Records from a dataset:
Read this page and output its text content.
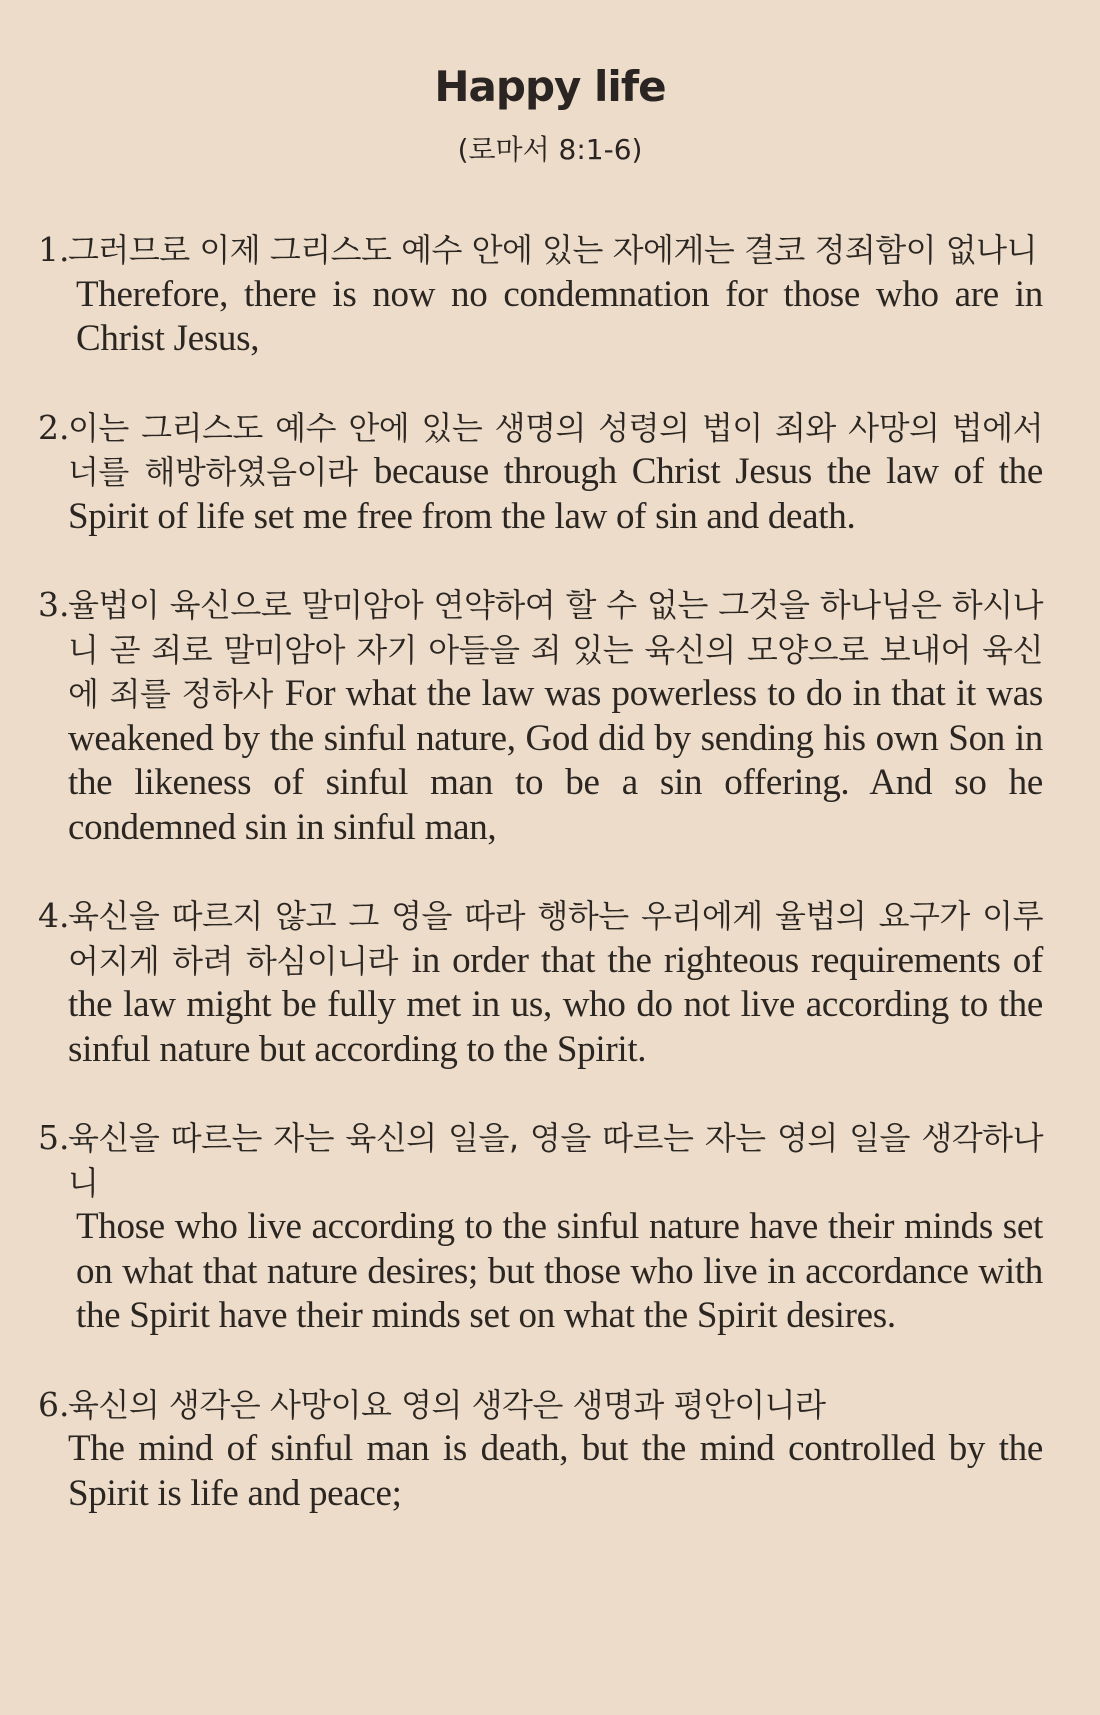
Happy life
(로마서 8:1-6)
1.
그러므로 이제 그리스도 예수 안에 있는 자에게는 결코 정죄함이 없나니
Therefore, there is now no condemnation for those who are in Christ Jesus,
2.
이는 그리스도 예수 안에 있는 생명의 성령의 법이 죄와 사망의 법에서 너를 해방하였음이라 because through Christ Jesus the law of the Spirit of life set me free from the law of sin and death.
3.
율법이 육신으로 말미암아 연약하여 할 수 없는 그것을 하나님은 하시나니 곧 죄로 말미암아 자기 아들을 죄 있는 육신의 모양으로 보내어 육신에 죄를 정하사 For what the law was powerless to do in that it was weakened by the sinful nature, God did by sending his own Son in the likeness of sinful man to be a sin offering. And so he condemned sin in sinful man,
4.
육신을 따르지 않고 그 영을 따라 행하는 우리에게 율법의 요구가 이루어지게 하려 하심이니라 in order that the righteous requirements of the law might be fully met in us, who do not live according to the sinful nature but according to the Spirit.
5.
육신을 따르는 자는 육신의 일을, 영을 따르는 자는 영의 일을 생각하나니
Those who live according to the sinful nature have their minds set on what that nature desires; but those who live in accordance with the Spirit have their minds set on what the Spirit desires.
6.
육신의 생각은 사망이요 영의 생각은 생명과 평안이니라
The mind of sinful man is death, but the mind controlled by the Spirit is life and peace;
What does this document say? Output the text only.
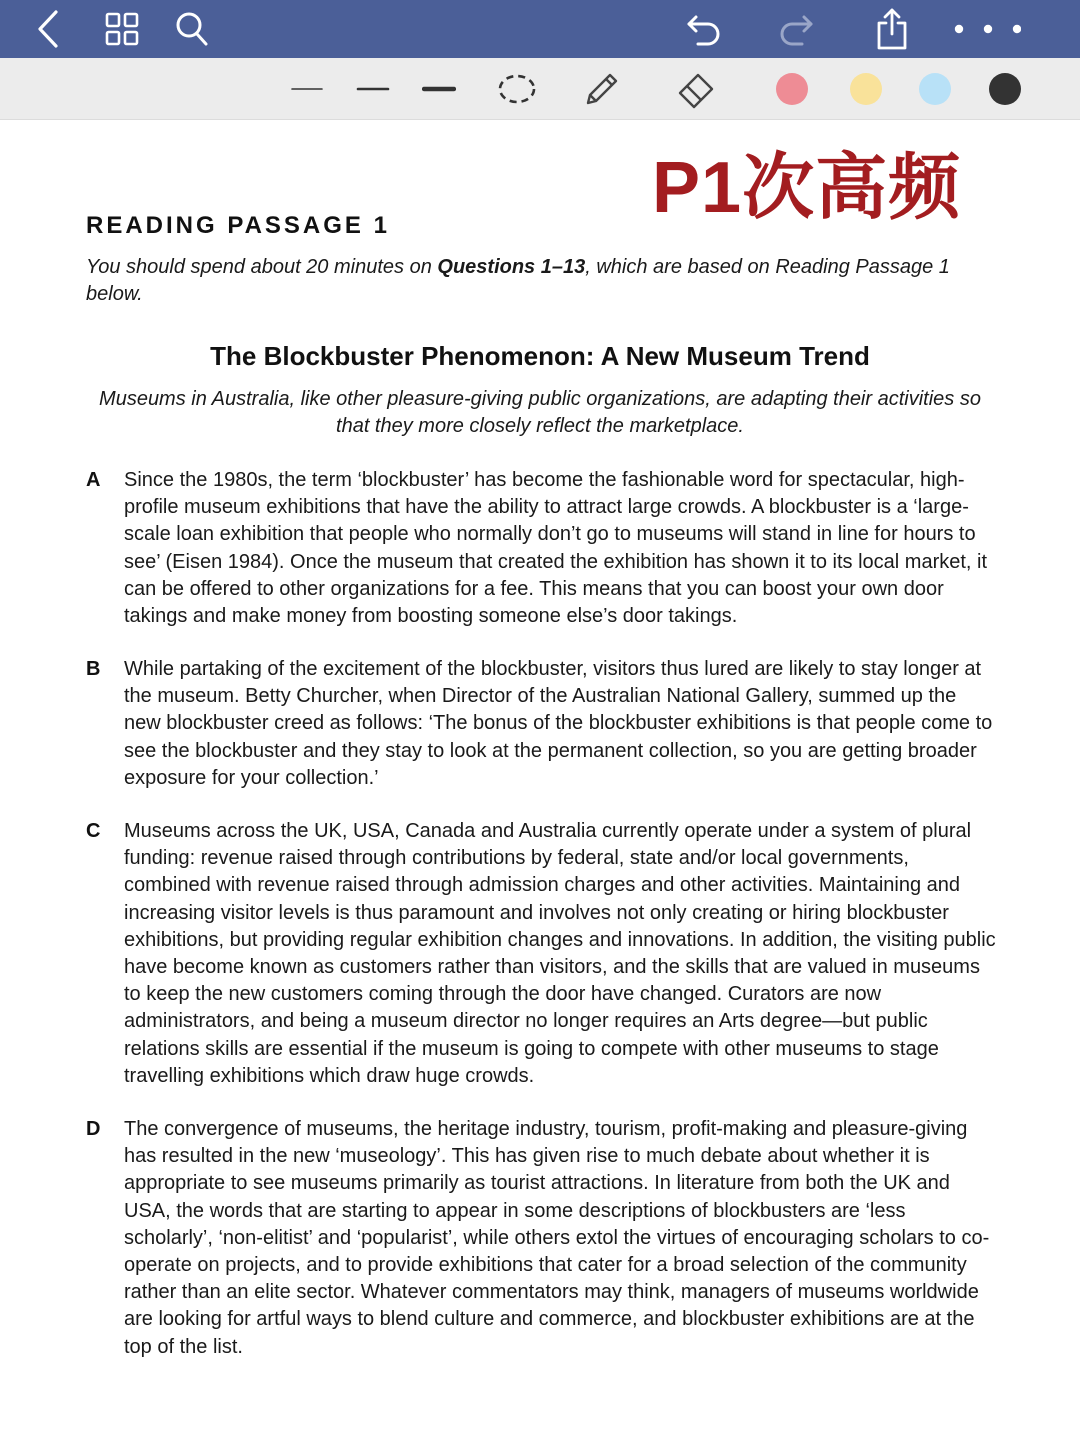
P1次高频
READING PASSAGE 1
You should spend about 20 minutes on Questions 1–13, which are based on Reading Passage 1 below.
The Blockbuster Phenomenon: A New Museum Trend
Museums in Australia, like other pleasure-giving public organizations, are adapting their activities so that they more closely reflect the marketplace.
A Since the 1980s, the term ‘blockbuster’ has become the fashionable word for spectacular, high-profile museum exhibitions that have the ability to attract large crowds. A blockbuster is a ‘large-scale loan exhibition that people who normally don’t go to museums will stand in line for hours to see’ (Eisen 1984). Once the museum that created the exhibition has shown it to its local market, it can be offered to other organizations for a fee. This means that you can boost your own door takings and make money from boosting someone else’s door takings.
B While partaking of the excitement of the blockbuster, visitors thus lured are likely to stay longer at the museum. Betty Churcher, when Director of the Australian National Gallery, summed up the new blockbuster creed as follows: ‘The bonus of the blockbuster exhibitions is that people come to see the blockbuster and they stay to look at the permanent collection, so you are getting broader exposure for your collection.’
C Museums across the UK, USA, Canada and Australia currently operate under a system of plural funding: revenue raised through contributions by federal, state and/or local governments, combined with revenue raised through admission charges and other activities. Maintaining and increasing visitor levels is thus paramount and involves not only creating or hiring blockbuster exhibitions, but providing regular exhibition changes and innovations. In addition, the visiting public have become known as customers rather than visitors, and the skills that are valued in museums to keep the new customers coming through the door have changed. Curators are now administrators, and being a museum director no longer requires an Arts degree—but public relations skills are essential if the museum is going to compete with other museums to stage travelling exhibitions which draw huge crowds.
D The convergence of museums, the heritage industry, tourism, profit-making and pleasure-giving has resulted in the new ‘museology’. This has given rise to much debate about whether it is appropriate to see museums primarily as tourist attractions. In literature from both the UK and USA, the words that are starting to appear in some descriptions of blockbusters are ‘less scholarly’, ‘non-elitist’ and ‘popularist’, while others extol the virtues of encouraging scholars to co-operate on projects, and to provide exhibitions that cater for a broad selection of the community rather than an elite sector. Whatever commentators may think, managers of museums worldwide are looking for artful ways to blend culture and commerce, and blockbuster exhibitions are at the top of the list.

Set task: Give the data again exactly as written, with all pictures left out.

Task output:
Read this page and output its text content.
Happy life
(로마서 8:1-6)
1.
그러므로 이제 그리스도 예수 안에 있는 자에게는 결코 정죄함이 없나니
Therefore, there is now no condemnation for those who are in Christ Jesus,
2.
이는 그리스도 예수 안에 있는 생명의 성령의 법이 죄와 사망의 법에서 너를 해방하였음이라 because through Christ Jesus the law of the Spirit of life set me free from the law of sin and death.
3.
율법이 육신으로 말미암아 연약하여 할 수 없는 그것을 하나님은 하시나니 곧 죄로 말미암아 자기 아들을 죄 있는 육신의 모양으로 보내어 육신에 죄를 정하사 For what the law was powerless to do in that it was weakened by the sinful nature, God did by sending his own Son in the likeness of sinful man to be a sin offering. And so he condemned sin in sinful man,
4.
육신을 따르지 않고 그 영을 따라 행하는 우리에게 율법의 요구가 이루어지게 하려 하심이니라 in order that the righteous requirements of the law might be fully met in us, who do not live according to the sinful nature but according to the Spirit.
5.
육신을 따르는 자는 육신의 일을, 영을 따르는 자는 영의 일을 생각하나니
Those who live according to the sinful nature have their minds set on what that nature desires; but those who live in accordance with the Spirit have their minds set on what the Spirit desires.
6.
육신의 생각은 사망이요 영의 생각은 생명과 평안이니라
The mind of sinful man is death, but the mind controlled by the Spirit is life and peace;
What does this document say? Output the text only.
P1次高频
READING PASSAGE 1
You should spend about 20 minutes on Questions 1–13, which are based on Reading Passage 1 below.
The Blockbuster Phenomenon: A New Museum Trend
Museums in Australia, like other pleasure-giving public organizations, are adapting their activities so that they more closely reflect the marketplace.
A Since the 1980s, the term ‘blockbuster’ has become the fashionable word for spectacular, high-profile museum exhibitions that have the ability to attract large crowds. A blockbuster is a ‘large-scale loan exhibition that people who normally don’t go to museums will stand in line for hours to see’ (Eisen 1984). Once the museum that created the exhibition has shown it to its local market, it can be offered to other organizations for a fee. This means that you can boost your own door takings and make money from boosting someone else’s door takings.
B While partaking of the excitement of the blockbuster, visitors thus lured are likely to stay longer at the museum. Betty Churcher, when Director of the Australian National Gallery, summed up the new blockbuster creed as follows: ‘The bonus of the blockbuster exhibitions is that people come to see the blockbuster and they stay to look at the permanent collection, so you are getting broader exposure for your collection.’
C Museums across the UK, USA, Canada and Australia currently operate under a system of plural funding: revenue raised through contributions by federal, state and/or local governments, combined with revenue raised through admission charges and other activities. Maintaining and increasing visitor levels is thus paramount and involves not only creating or hiring blockbuster exhibitions, but providing regular exhibition changes and innovations. In addition, the visiting public have become known as customers rather than visitors, and the skills that are valued in museums to keep the new customers coming through the door have changed. Curators are now administrators, and being a museum director no longer requires an Arts degree—but public relations skills are essential if the museum is going to compete with other museums to stage travelling exhibitions which draw huge crowds.
D The convergence of museums, the heritage industry, tourism, profit-making and pleasure-giving has resulted in the new ‘museology’. This has given rise to much debate about whether it is appropriate to see museums primarily as tourist attractions. In literature from both the UK and USA, the words that are starting to appear in some descriptions of blockbusters are ‘less scholarly’, ‘non-elitist’ and ‘popularist’, while others extol the virtues of encouraging scholars to co-operate on projects, and to provide exhibitions that cater for a broad selection of the community rather than an elite sector. Whatever commentators may think, managers of museums worldwide are looking for artful ways to blend culture and commerce, and blockbuster exhibitions are at the top of the list.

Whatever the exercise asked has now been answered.